**Stated goal**.
Read the lines below. Copy out any that hold the string "title".

**Data records**.
··········

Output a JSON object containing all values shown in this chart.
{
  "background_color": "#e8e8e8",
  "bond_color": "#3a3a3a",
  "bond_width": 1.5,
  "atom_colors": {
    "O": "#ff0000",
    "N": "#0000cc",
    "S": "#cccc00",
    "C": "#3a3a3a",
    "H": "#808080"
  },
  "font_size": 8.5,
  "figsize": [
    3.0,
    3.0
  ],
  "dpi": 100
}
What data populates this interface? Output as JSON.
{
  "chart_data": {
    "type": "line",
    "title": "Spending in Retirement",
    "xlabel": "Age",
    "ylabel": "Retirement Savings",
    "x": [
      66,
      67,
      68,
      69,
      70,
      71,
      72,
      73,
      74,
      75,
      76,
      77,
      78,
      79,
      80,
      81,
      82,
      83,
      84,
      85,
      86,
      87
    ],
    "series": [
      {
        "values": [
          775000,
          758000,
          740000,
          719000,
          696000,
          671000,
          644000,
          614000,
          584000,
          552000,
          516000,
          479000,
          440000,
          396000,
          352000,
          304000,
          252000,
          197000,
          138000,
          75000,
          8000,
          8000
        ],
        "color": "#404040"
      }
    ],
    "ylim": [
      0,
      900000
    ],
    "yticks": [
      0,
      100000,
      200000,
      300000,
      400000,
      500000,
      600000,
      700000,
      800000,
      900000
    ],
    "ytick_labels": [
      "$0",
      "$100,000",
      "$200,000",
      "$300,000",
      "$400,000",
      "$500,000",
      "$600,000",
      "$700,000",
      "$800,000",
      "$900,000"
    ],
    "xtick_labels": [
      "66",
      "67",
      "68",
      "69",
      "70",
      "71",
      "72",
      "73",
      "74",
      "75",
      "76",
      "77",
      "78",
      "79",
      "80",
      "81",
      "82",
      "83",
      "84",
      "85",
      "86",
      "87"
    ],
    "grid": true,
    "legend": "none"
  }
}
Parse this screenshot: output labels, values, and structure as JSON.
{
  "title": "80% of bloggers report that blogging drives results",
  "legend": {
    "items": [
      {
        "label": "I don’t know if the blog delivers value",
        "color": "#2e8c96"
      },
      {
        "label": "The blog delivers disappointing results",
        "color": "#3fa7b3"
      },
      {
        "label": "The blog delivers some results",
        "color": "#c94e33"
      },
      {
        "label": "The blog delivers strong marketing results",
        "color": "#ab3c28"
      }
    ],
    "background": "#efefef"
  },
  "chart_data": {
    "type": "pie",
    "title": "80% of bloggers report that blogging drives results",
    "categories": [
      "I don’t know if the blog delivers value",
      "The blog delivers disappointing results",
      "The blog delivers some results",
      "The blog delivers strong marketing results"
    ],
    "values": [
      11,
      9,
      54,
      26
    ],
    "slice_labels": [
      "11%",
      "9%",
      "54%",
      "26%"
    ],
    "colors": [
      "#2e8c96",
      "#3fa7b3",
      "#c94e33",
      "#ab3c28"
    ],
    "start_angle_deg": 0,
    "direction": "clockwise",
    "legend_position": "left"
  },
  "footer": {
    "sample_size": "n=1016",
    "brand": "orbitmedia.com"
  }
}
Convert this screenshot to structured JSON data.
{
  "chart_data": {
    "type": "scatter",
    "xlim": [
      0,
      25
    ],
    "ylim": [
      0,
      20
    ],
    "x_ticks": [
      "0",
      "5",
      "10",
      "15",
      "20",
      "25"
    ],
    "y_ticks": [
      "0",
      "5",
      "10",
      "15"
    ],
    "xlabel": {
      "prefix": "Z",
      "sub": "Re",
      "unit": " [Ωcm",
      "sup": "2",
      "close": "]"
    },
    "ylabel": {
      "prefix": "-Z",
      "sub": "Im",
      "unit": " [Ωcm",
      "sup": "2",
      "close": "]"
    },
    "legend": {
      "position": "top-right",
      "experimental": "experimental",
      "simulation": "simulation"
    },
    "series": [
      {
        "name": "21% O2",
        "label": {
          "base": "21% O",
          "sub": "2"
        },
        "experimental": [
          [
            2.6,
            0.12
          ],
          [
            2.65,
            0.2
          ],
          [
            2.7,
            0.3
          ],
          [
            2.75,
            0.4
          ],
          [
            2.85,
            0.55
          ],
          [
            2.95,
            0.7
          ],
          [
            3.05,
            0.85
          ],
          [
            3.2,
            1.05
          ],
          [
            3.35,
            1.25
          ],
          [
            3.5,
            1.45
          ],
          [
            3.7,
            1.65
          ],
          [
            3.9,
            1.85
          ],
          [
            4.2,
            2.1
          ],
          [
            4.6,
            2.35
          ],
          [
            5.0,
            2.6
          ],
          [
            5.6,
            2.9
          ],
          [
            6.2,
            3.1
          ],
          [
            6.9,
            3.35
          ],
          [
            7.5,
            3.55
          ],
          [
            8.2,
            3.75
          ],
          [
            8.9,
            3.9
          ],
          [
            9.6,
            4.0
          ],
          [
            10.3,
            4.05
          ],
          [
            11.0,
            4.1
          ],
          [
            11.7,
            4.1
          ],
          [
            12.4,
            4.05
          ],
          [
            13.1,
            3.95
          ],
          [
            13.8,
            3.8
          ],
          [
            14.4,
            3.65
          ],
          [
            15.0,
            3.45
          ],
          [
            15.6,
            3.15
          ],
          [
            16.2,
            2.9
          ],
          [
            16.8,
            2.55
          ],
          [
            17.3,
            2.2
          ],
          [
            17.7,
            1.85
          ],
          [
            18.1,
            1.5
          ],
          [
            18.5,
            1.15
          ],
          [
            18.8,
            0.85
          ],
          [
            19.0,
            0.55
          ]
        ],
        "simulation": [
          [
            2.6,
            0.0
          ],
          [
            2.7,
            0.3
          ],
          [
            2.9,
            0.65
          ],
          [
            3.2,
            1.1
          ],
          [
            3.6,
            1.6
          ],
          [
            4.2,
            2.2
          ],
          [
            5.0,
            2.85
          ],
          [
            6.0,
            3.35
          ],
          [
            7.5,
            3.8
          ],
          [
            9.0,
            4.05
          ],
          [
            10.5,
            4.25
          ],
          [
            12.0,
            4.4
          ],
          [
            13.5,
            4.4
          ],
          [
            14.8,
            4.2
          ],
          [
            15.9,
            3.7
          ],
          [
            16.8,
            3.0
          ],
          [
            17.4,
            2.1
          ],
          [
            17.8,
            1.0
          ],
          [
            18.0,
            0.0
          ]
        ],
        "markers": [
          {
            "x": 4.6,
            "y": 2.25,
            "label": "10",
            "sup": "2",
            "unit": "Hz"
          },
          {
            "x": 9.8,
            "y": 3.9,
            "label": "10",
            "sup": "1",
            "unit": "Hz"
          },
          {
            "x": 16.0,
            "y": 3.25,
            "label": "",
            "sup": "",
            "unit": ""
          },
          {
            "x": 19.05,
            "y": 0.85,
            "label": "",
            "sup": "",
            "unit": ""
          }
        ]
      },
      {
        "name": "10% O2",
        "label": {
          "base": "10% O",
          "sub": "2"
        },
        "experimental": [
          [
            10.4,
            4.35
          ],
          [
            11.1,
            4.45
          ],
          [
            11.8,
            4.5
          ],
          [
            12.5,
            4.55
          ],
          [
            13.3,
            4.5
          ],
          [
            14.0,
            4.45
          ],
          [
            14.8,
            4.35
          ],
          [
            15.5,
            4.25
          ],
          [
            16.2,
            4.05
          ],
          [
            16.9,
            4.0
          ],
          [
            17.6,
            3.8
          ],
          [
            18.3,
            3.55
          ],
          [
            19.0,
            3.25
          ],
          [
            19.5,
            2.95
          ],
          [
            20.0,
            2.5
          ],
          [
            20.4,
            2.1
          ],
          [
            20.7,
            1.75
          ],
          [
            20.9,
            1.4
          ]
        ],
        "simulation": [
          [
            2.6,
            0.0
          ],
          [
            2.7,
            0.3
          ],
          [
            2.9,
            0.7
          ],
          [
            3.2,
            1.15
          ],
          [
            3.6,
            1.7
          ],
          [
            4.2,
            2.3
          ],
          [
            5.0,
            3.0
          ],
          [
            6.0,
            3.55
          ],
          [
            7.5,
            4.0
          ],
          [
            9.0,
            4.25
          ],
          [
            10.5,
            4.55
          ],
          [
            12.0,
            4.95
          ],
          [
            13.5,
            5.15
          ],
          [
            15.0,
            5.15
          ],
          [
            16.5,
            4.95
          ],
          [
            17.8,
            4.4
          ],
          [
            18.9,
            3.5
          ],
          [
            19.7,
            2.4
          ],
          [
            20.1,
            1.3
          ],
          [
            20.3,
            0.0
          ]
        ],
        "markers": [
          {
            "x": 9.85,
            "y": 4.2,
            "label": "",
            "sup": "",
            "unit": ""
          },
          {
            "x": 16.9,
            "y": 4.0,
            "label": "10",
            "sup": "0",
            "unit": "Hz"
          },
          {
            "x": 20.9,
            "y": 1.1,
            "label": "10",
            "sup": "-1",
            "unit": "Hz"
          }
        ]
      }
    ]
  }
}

··········

**The solution**.
    "title": "Spending in Retirement",
  "title": "80% of bloggers report that blogging drives results",
    "title": "80% of bloggers report that blogging drives results",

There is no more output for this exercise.